**STORED DATA**
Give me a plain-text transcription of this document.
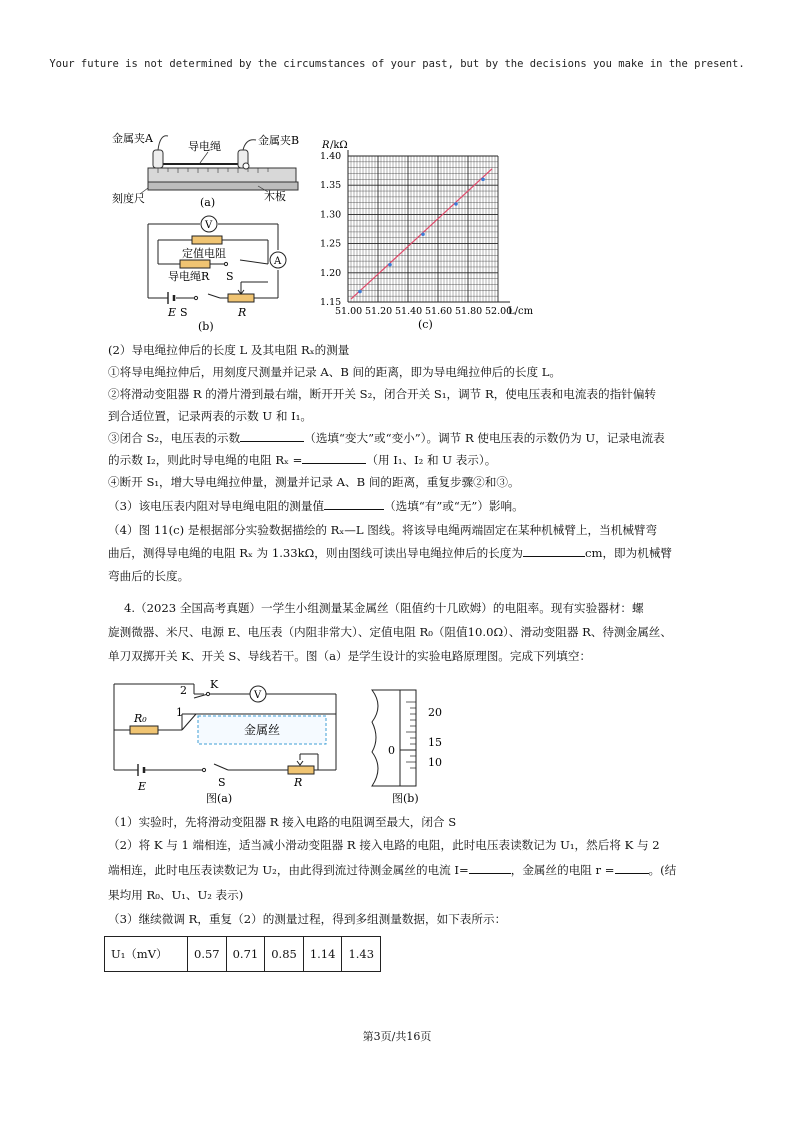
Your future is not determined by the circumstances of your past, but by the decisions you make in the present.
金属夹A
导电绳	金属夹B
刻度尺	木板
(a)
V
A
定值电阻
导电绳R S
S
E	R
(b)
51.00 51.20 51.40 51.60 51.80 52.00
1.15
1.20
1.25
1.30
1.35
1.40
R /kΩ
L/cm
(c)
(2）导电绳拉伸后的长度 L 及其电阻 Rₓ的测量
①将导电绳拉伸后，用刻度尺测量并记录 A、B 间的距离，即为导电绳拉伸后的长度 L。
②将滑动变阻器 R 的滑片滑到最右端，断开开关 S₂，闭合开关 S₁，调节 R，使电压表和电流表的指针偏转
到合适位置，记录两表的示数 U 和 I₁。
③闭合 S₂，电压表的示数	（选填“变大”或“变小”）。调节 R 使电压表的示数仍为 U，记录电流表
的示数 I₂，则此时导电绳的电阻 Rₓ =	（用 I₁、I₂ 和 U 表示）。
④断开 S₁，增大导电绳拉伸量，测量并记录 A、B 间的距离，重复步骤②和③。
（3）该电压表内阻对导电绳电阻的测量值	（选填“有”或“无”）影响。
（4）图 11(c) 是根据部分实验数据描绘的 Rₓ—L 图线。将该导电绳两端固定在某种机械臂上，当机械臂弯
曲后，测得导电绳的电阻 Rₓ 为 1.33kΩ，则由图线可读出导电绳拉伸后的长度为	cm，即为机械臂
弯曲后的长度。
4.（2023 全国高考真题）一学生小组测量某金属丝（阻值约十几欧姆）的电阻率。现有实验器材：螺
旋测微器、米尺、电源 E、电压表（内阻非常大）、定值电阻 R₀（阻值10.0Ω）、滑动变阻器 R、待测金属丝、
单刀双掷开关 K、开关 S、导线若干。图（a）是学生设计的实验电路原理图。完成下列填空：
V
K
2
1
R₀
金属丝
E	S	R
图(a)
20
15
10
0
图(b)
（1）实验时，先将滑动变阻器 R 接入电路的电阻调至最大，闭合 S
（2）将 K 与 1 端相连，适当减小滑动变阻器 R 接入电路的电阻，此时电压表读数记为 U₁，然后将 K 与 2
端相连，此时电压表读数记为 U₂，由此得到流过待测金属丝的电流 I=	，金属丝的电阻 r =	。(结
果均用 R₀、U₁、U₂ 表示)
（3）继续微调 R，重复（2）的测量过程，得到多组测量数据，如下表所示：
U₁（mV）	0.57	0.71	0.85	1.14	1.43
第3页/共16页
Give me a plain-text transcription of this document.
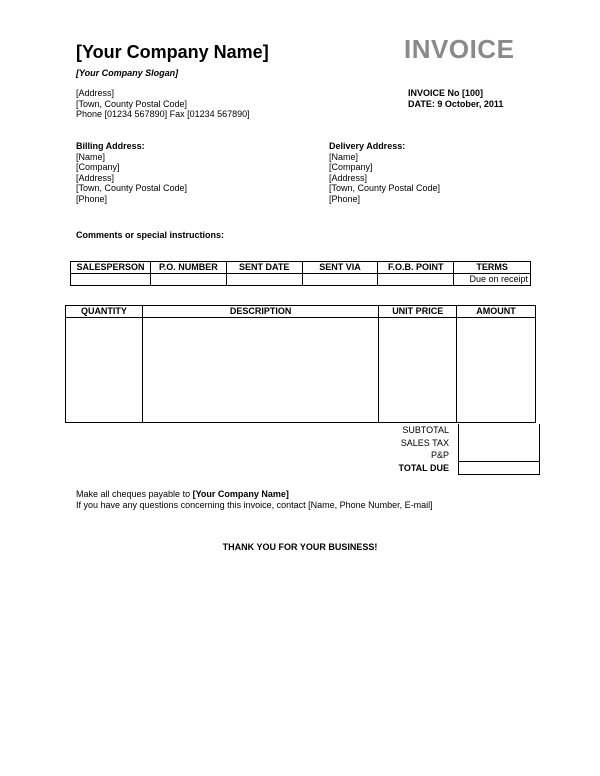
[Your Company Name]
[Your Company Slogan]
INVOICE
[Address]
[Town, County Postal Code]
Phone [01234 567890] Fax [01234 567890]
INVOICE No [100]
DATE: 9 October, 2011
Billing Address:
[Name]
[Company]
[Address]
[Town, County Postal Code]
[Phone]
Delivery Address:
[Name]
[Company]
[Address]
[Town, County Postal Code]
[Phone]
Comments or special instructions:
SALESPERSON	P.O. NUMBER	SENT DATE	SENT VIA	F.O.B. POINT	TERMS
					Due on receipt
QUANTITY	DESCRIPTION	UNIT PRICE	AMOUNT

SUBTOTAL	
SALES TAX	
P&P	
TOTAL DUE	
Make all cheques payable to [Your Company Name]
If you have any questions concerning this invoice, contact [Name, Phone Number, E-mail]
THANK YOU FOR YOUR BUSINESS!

**PROBLEM TO SOLVE**
Leave the pictures out, and print every line of the listing exactly as written.

**FULL SOLUTION**
Give me a plain-text transcription of this document.
Your future is not determined by the circumstances of your past, but by the decisions you make in the present.
金属夹A
导电绳	金属夹B
刻度尺	木板
(a)
V
A
定值电阻
导电绳R S
S
E	R
(b)
51.00 51.20 51.40 51.60 51.80 52.00
1.15
1.20
1.25
1.30
1.35
1.40
R /kΩ
L/cm
(c)
(2）导电绳拉伸后的长度 L 及其电阻 Rₓ的测量
①将导电绳拉伸后，用刻度尺测量并记录 A、B 间的距离，即为导电绳拉伸后的长度 L。
②将滑动变阻器 R 的滑片滑到最右端，断开开关 S₂，闭合开关 S₁，调节 R，使电压表和电流表的指针偏转
到合适位置，记录两表的示数 U 和 I₁。
③闭合 S₂，电压表的示数	（选填“变大”或“变小”）。调节 R 使电压表的示数仍为 U，记录电流表
的示数 I₂，则此时导电绳的电阻 Rₓ =	（用 I₁、I₂ 和 U 表示）。
④断开 S₁，增大导电绳拉伸量，测量并记录 A、B 间的距离，重复步骤②和③。
（3）该电压表内阻对导电绳电阻的测量值	（选填“有”或“无”）影响。
（4）图 11(c) 是根据部分实验数据描绘的 Rₓ—L 图线。将该导电绳两端固定在某种机械臂上，当机械臂弯
曲后，测得导电绳的电阻 Rₓ 为 1.33kΩ，则由图线可读出导电绳拉伸后的长度为	cm，即为机械臂
弯曲后的长度。
4.（2023 全国高考真题）一学生小组测量某金属丝（阻值约十几欧姆）的电阻率。现有实验器材：螺
旋测微器、米尺、电源 E、电压表（内阻非常大）、定值电阻 R₀（阻值10.0Ω）、滑动变阻器 R、待测金属丝、
单刀双掷开关 K、开关 S、导线若干。图（a）是学生设计的实验电路原理图。完成下列填空：
V
K
2
1
R₀
金属丝
E	S	R
图(a)
20
15
10
0
图(b)
（1）实验时，先将滑动变阻器 R 接入电路的电阻调至最大，闭合 S
（2）将 K 与 1 端相连，适当减小滑动变阻器 R 接入电路的电阻，此时电压表读数记为 U₁，然后将 K 与 2
端相连，此时电压表读数记为 U₂，由此得到流过待测金属丝的电流 I=	，金属丝的电阻 r =	。(结
果均用 R₀、U₁、U₂ 表示)
（3）继续微调 R，重复（2）的测量过程，得到多组测量数据，如下表所示：
U₁（mV）	0.57	0.71	0.85	1.14	1.43
第3页/共16页
Give me a plain-text transcription of this document.
[Your Company Name]
[Your Company Slogan]
INVOICE
[Address]
[Town, County Postal Code]
Phone [01234 567890] Fax [01234 567890]
INVOICE No [100]
DATE: 9 October, 2011
Billing Address:
[Name]
[Company]
[Address]
[Town, County Postal Code]
[Phone]
Delivery Address:
[Name]
[Company]
[Address]
[Town, County Postal Code]
[Phone]
Comments or special instructions:
SALESPERSON	P.O. NUMBER	SENT DATE	SENT VIA	F.O.B. POINT	TERMS
					Due on receipt
QUANTITY	DESCRIPTION	UNIT PRICE	AMOUNT

SUBTOTAL	
SALES TAX	
P&P	
TOTAL DUE	
Make all cheques payable to [Your Company Name]
If you have any questions concerning this invoice, contact [Name, Phone Number, E-mail]
THANK YOU FOR YOUR BUSINESS!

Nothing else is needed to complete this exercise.